--- Do this ---
Quote verbatim the entries between the lines containing "bar-partner <box>1568 474 1709 755</box>" and "y-tick-label: 20.0 <box>97 620 124 636</box>", inclusive.

"""

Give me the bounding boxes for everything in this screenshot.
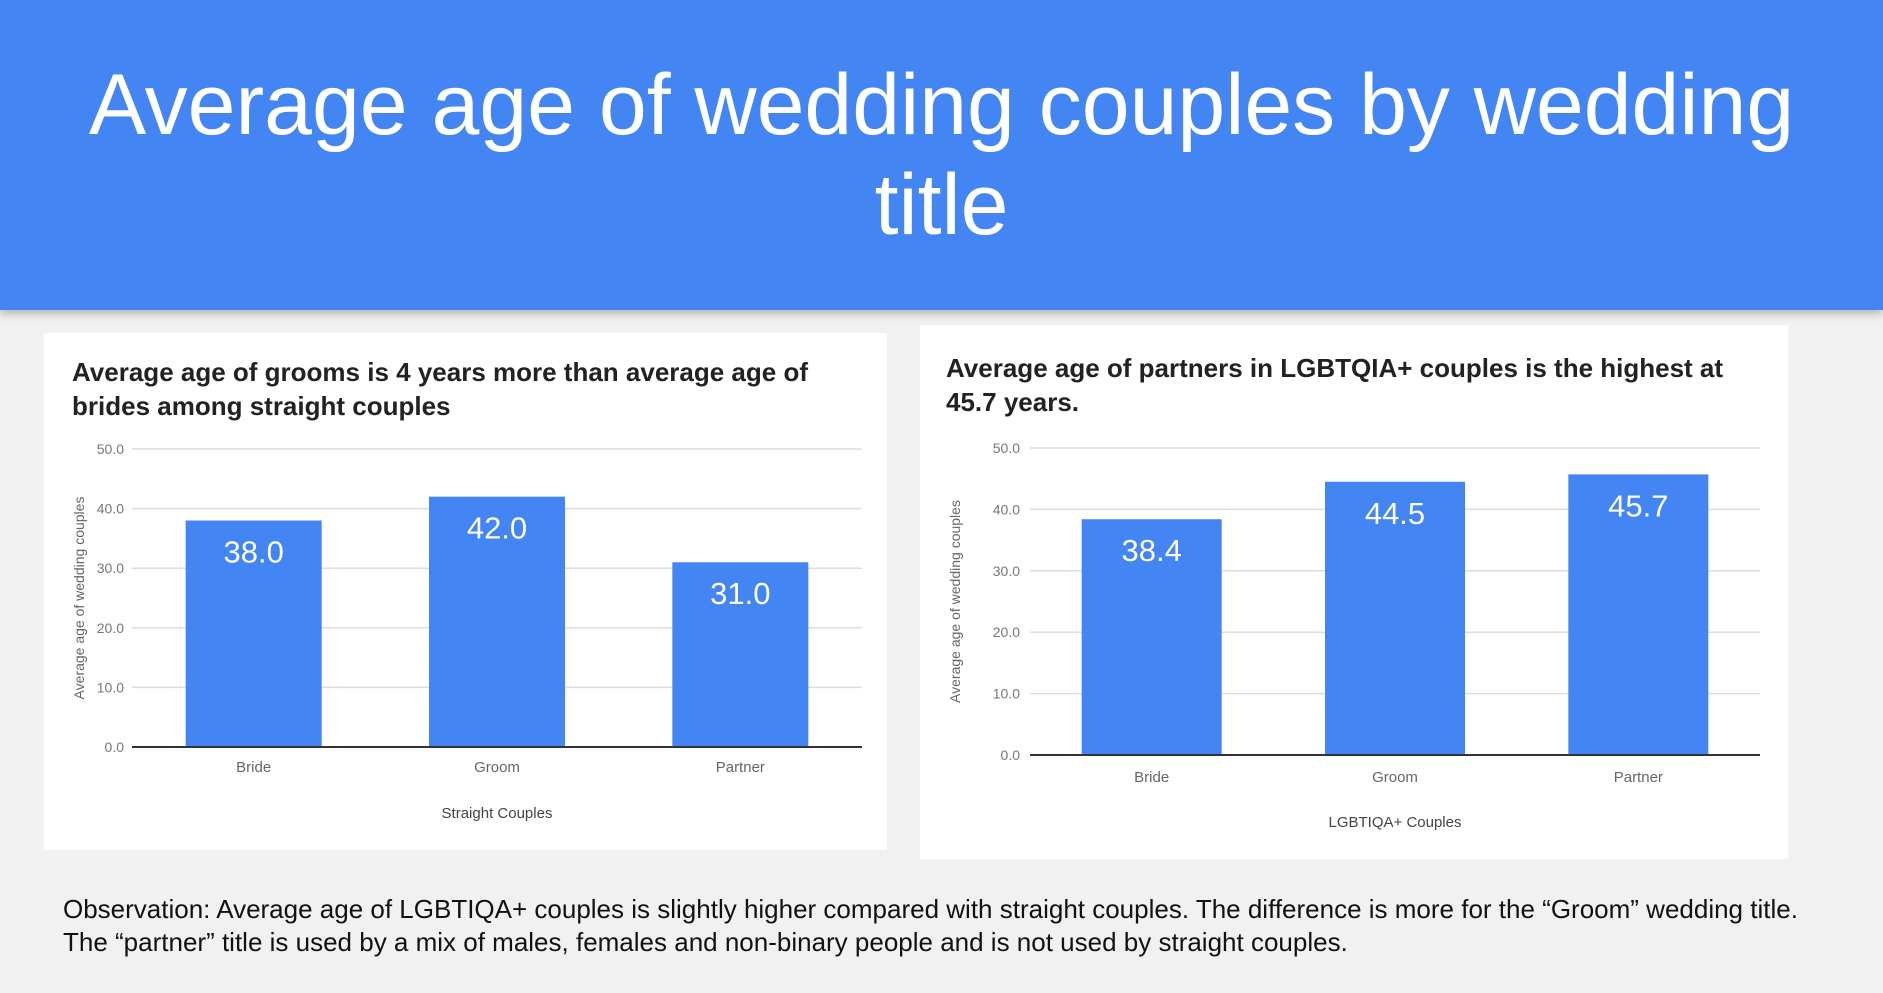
bar-partner <box>1568 474 1709 755</box>
bar-value-label: 45.7 <box>1608 488 1668 523</box>
bar-value-label: 42.0 <box>467 511 527 546</box>
bar-value-label: 38.0 <box>223 535 283 570</box>
bar-bride <box>185 520 322 747</box>
bar-value-label: 31.0 <box>710 576 770 611</box>
bar-groom <box>1325 481 1465 755</box>
y-tick-label: 40.0 <box>993 501 1020 517</box>
y-axis-title: Average age of wedding couples <box>947 500 963 703</box>
y-axis-title: Average age of wedding couples <box>71 497 87 700</box>
chart-card-straight: 0.0 10.0 20.0 30.0 40.0 50.0 38.0 Bride 42.0 Groo… <box>44 333 887 850</box>
bar-partner <box>672 562 809 747</box>
x-tick-label: Bride <box>1134 769 1169 786</box>
y-tick-label: 40.0 <box>97 501 124 517</box>
y-tick-label: 30.0 <box>993 563 1020 579</box>
x-tick-label: Groom <box>1372 769 1418 786</box>
x-tick-label: Bride <box>236 759 271 776</box>
chart-title-lgbtqia: Average age of partners in LGBTQIA+ coup… <box>946 353 1724 417</box>
y-tick-label: 20.0 <box>97 620 124 636</box>
y-tick-label: 30.0 <box>97 560 124 576</box>
chart-card-lgbtqia: 0.0 10.0 20.0 30.0 40.0 50.0 38.4 Bride 44.5 Groo… <box>920 325 1788 859</box>
y-tick-label: 10.0 <box>993 686 1020 702</box>
chart-title-straight: Average age of grooms is 4 years more th… <box>72 357 808 421</box>
y-tick-label: 0.0 <box>105 739 125 755</box>
y-tick-label: 20.0 <box>993 624 1020 640</box>
y-tick-label: 50.0 <box>97 441 124 457</box>
y-tick-label: 0.0 <box>1001 747 1021 763</box>
title-banner: Average age of wedding couples by weddin… <box>0 0 1883 310</box>
y-tick-label: 10.0 <box>97 679 124 695</box>
y-tick-label: 50.0 <box>993 440 1020 456</box>
chart-straight-couples: 0.0 10.0 20.0 30.0 40.0 50.0 38.0 Bride 42.0 Groo… <box>71 441 862 822</box>
x-tick-label: Partner <box>1614 769 1663 786</box>
page-title: Average age of wedding couples by weddin… <box>88 57 1795 253</box>
bar-groom <box>429 496 565 747</box>
x-axis-title: LGBTIQA+ Couples <box>1329 814 1462 831</box>
x-axis-title: Straight Couples <box>442 805 553 822</box>
bar-value-label: 38.4 <box>1121 533 1181 568</box>
x-tick-label: Partner <box>716 759 765 776</box>
observation-text: Observation: Average age of LGBTIQA+ cou… <box>63 894 1798 957</box>
x-tick-label: Groom <box>474 759 520 776</box>
bar-bride <box>1081 519 1222 755</box>
chart-lgbtqia-couples: 0.0 10.0 20.0 30.0 40.0 50.0 38.4 Bride 44.5 Groo… <box>947 440 1760 831</box>
bar-value-label: 44.5 <box>1365 496 1425 531</box>
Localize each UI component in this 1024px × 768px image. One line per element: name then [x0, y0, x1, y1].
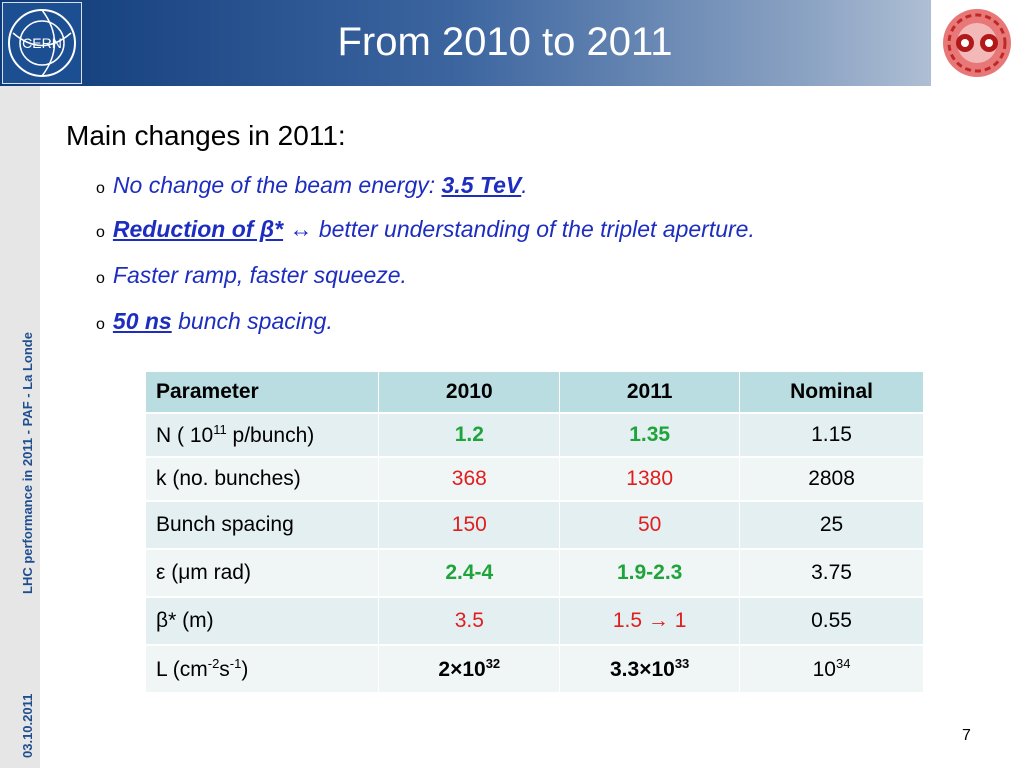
value-2010: 368 — [378, 457, 561, 502]
bullet-highlight: Reduction of β* — [112, 216, 284, 242]
value-nominal: 1.15 — [739, 413, 924, 458]
footer-text: LHC performance in 2011 - PAF - La Londe — [20, 332, 35, 594]
bullet-highlight: 50 ns — [112, 308, 172, 334]
bullet-beta-reduction: o Reduction of β* ↔ better understanding … — [96, 216, 755, 242]
bullet-bunch-spacing: o 50 ns bunch spacing. — [96, 308, 333, 334]
param-cell: L (cm-2s-1) — [146, 645, 380, 694]
value-2010: 2×1032 — [378, 645, 561, 694]
param-cell: N ( 1011 p/bunch) — [146, 413, 380, 458]
cern-logo-text: CERN — [22, 35, 62, 51]
value-2010: 1.2 — [378, 413, 561, 458]
bullet-marker-icon: o — [96, 270, 105, 287]
bullet-marker-icon: o — [96, 224, 105, 241]
column-header: 2011 — [559, 372, 741, 414]
value-2011: 1.9-2.3 — [559, 549, 741, 598]
column-header: 2010 — [378, 372, 561, 414]
footer-date: 03.10.2011 — [20, 693, 35, 758]
sidebar: LHC performance in 2011 - PAF - La Londe… — [0, 86, 40, 768]
value-2011: 1.35 — [559, 413, 741, 458]
value-nominal: 25 — [739, 501, 924, 550]
table-row: ε (μm rad) 2.4-4 1.9-2.3 3.75 — [146, 549, 924, 598]
arrow-symbol: ↔ — [289, 216, 313, 242]
table-row: L (cm-2s-1) 2×1032 3.3×1033 1034 — [146, 645, 924, 694]
header-bar: CERN From 2010 to 2011 — [0, 0, 1024, 86]
param-cell: Bunch spacing — [146, 501, 380, 550]
column-header: Nominal — [739, 372, 924, 414]
main-heading: Main changes in 2011: — [66, 120, 346, 151]
bullet-beam-energy: o No change of the beam energy: 3.5 TeV. — [96, 172, 528, 198]
table-row: Bunch spacing 150 50 25 — [146, 501, 924, 550]
bullet-faster-ramp: o Faster ramp, faster squeeze. — [96, 262, 407, 288]
bullet-highlight: 3.5 TeV — [441, 172, 522, 198]
value-2011: 1.5 → 1 — [559, 597, 741, 646]
value-2011: 3.3×1033 — [559, 645, 741, 694]
table-row: N ( 1011 p/bunch) 1.2 1.35 1.15 — [146, 413, 924, 458]
value-2010: 3.5 — [378, 597, 561, 646]
value-nominal: 2808 — [739, 457, 924, 502]
value-2011: 1380 — [559, 457, 741, 502]
lhc-logo — [931, 0, 1024, 86]
table-row: β* (m) 3.5 1.5 → 1 0.55 — [146, 597, 924, 646]
bullet-marker-icon: o — [96, 180, 105, 197]
value-nominal: 3.75 — [739, 549, 924, 598]
parameter-table: Parameter 2010 2011 Nominal N ( 1011 p/b… — [146, 372, 924, 694]
value-2010: 150 — [378, 501, 561, 550]
value-nominal: 0.55 — [739, 597, 924, 646]
param-cell: k (no. bunches) — [146, 457, 380, 502]
param-cell: β* (m) — [146, 597, 380, 646]
cern-logo: CERN — [2, 2, 82, 84]
table-row: k (no. bunches) 368 1380 2808 — [146, 457, 924, 502]
param-cell: ε (μm rad) — [146, 549, 380, 598]
table-header-row: Parameter 2010 2011 Nominal — [146, 372, 924, 414]
value-2011: 50 — [559, 501, 741, 550]
column-header: Parameter — [146, 372, 380, 414]
value-nominal: 1034 — [739, 645, 924, 694]
value-2010: 2.4-4 — [378, 549, 561, 598]
slide-title: From 2010 to 2011 — [337, 20, 673, 64]
page-number: 7 — [962, 727, 971, 744]
bullet-marker-icon: o — [96, 316, 105, 333]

"""

--- Task solution ---
bar-partner <box>1568 474 1709 755</box>
bar-value-label: 45.7 <box>1608 488 1668 523</box>
bar-value-label: 42.0 <box>467 511 527 546</box>
bar-value-label: 38.0 <box>223 535 283 570</box>
bar-bride <box>185 520 322 747</box>
bar-value-label: 31.0 <box>710 576 770 611</box>
bar-groom <box>1325 481 1465 755</box>
y-tick-label: 40.0 <box>993 501 1020 517</box>
y-axis-title: Average age of wedding couples <box>947 500 963 703</box>
y-axis-title: Average age of wedding couples <box>71 497 87 700</box>
chart-card-straight: 0.0 10.0 20.0 30.0 40.0 50.0 38.0 Bride 42.0 Groo… <box>44 333 887 850</box>
bar-partner <box>672 562 809 747</box>
x-tick-label: Bride <box>1134 769 1169 786</box>
y-tick-label: 40.0 <box>97 501 124 517</box>
y-tick-label: 30.0 <box>993 563 1020 579</box>
x-tick-label: Groom <box>1372 769 1418 786</box>
x-tick-label: Bride <box>236 759 271 776</box>
chart-title-lgbtqia: Average age of partners in LGBTQIA+ coup… <box>946 353 1724 417</box>
y-tick-label: 20.0 <box>97 620 124 636</box>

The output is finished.